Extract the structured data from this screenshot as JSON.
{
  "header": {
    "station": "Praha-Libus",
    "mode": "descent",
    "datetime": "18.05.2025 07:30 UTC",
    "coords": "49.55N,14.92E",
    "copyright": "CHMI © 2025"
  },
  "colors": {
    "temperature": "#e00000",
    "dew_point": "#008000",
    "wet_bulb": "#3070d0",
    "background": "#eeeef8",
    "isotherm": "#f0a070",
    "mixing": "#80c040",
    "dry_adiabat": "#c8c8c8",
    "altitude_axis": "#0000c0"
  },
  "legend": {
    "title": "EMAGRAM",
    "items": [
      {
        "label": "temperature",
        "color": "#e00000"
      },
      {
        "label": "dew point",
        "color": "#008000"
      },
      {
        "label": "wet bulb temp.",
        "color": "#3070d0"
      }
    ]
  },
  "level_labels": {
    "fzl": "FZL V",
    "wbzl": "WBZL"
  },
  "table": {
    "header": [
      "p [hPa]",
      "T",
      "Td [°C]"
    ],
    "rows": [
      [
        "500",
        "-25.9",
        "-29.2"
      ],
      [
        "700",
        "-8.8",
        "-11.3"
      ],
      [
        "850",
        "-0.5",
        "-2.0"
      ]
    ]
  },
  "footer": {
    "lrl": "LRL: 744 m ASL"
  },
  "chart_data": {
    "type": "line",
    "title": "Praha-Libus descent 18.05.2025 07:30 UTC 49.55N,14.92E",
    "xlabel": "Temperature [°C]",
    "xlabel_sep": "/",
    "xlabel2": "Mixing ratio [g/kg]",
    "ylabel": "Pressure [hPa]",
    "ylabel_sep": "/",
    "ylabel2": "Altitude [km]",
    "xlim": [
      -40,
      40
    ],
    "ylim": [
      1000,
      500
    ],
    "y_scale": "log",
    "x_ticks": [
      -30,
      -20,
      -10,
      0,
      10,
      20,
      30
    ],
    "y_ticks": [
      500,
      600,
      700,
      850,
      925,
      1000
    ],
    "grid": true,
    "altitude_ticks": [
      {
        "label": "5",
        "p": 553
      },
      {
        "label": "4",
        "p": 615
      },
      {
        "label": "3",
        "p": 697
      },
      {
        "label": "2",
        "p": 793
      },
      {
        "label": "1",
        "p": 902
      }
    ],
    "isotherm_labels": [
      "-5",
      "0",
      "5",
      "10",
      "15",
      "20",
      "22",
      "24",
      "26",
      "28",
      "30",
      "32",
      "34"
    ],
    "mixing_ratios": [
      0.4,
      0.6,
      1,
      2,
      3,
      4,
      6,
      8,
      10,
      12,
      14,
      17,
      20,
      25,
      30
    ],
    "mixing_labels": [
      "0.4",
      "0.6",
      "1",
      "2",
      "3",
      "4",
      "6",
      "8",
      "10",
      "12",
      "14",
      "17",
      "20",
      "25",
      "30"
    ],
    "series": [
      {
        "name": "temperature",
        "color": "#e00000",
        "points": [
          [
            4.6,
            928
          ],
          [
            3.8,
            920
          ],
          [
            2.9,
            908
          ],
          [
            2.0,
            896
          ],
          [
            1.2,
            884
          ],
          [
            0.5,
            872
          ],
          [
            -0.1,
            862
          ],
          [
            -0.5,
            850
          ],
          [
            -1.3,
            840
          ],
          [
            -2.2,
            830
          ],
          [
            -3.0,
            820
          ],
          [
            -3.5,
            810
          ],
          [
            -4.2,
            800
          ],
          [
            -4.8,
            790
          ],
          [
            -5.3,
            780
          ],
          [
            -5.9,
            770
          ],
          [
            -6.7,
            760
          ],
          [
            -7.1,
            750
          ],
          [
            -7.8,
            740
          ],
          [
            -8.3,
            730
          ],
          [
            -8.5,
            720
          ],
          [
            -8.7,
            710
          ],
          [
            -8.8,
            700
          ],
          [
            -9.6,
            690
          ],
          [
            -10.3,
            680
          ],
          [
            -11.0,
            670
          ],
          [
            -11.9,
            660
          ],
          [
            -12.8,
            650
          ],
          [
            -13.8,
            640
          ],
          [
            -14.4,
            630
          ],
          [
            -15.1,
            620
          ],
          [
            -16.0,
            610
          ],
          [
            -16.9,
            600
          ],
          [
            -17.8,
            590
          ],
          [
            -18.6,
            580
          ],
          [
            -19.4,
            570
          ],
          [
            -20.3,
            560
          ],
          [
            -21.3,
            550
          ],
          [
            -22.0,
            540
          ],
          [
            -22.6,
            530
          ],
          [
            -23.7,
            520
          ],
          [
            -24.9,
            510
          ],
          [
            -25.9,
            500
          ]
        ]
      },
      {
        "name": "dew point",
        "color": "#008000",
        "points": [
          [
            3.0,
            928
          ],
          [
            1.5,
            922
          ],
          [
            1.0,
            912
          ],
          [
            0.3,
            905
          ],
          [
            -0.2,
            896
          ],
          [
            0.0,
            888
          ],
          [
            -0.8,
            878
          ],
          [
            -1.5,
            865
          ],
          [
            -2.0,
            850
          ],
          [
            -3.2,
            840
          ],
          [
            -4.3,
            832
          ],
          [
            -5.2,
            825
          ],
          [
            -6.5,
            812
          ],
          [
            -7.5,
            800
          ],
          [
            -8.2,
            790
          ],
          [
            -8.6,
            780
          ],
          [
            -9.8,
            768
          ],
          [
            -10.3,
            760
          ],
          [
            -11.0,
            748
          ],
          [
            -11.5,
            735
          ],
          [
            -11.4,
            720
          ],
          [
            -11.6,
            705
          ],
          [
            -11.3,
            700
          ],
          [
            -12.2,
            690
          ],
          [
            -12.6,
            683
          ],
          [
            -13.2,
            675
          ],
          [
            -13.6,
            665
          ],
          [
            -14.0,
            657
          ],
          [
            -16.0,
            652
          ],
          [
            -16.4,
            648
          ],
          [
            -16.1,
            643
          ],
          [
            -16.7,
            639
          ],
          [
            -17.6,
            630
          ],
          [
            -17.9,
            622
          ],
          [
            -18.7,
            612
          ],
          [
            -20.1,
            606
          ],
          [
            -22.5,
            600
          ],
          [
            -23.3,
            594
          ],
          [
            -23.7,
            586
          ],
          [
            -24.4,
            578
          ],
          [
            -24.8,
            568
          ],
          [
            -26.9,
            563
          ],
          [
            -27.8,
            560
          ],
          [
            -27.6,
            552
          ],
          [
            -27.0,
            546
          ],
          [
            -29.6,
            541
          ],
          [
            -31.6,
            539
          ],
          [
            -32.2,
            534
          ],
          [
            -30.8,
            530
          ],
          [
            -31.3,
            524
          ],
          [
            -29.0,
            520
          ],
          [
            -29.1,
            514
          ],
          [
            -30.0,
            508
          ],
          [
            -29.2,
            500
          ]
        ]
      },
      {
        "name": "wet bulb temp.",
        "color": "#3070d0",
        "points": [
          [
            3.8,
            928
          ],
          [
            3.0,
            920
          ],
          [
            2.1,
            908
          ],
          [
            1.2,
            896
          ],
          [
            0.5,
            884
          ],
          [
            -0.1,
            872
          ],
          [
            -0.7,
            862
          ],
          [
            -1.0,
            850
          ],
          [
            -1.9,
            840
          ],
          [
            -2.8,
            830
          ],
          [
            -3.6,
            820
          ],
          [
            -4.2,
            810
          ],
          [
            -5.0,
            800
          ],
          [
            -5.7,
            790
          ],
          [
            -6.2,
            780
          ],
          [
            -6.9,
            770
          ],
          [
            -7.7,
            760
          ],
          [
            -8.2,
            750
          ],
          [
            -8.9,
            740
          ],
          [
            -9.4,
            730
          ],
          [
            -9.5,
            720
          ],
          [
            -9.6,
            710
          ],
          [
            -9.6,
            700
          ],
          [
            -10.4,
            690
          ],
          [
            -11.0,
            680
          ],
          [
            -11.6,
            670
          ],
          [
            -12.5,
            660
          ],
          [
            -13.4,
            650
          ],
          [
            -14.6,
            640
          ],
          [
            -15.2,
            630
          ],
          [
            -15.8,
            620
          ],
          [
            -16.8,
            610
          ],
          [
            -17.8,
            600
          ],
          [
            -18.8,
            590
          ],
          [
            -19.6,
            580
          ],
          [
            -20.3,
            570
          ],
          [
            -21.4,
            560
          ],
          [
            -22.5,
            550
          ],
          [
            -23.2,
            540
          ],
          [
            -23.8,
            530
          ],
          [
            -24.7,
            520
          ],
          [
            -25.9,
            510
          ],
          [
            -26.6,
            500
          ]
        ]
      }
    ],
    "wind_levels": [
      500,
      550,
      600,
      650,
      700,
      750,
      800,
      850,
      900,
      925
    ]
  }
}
+ + +
TASK INSTRUCTIONS =>
Locate each line with the word "descent" and copy it.

EXERCISE RESPONSE =>
    "mode": "descent",
    "title": "Praha-Libus descent 18.05.2025 07:30 UTC 49.55N,14.92E",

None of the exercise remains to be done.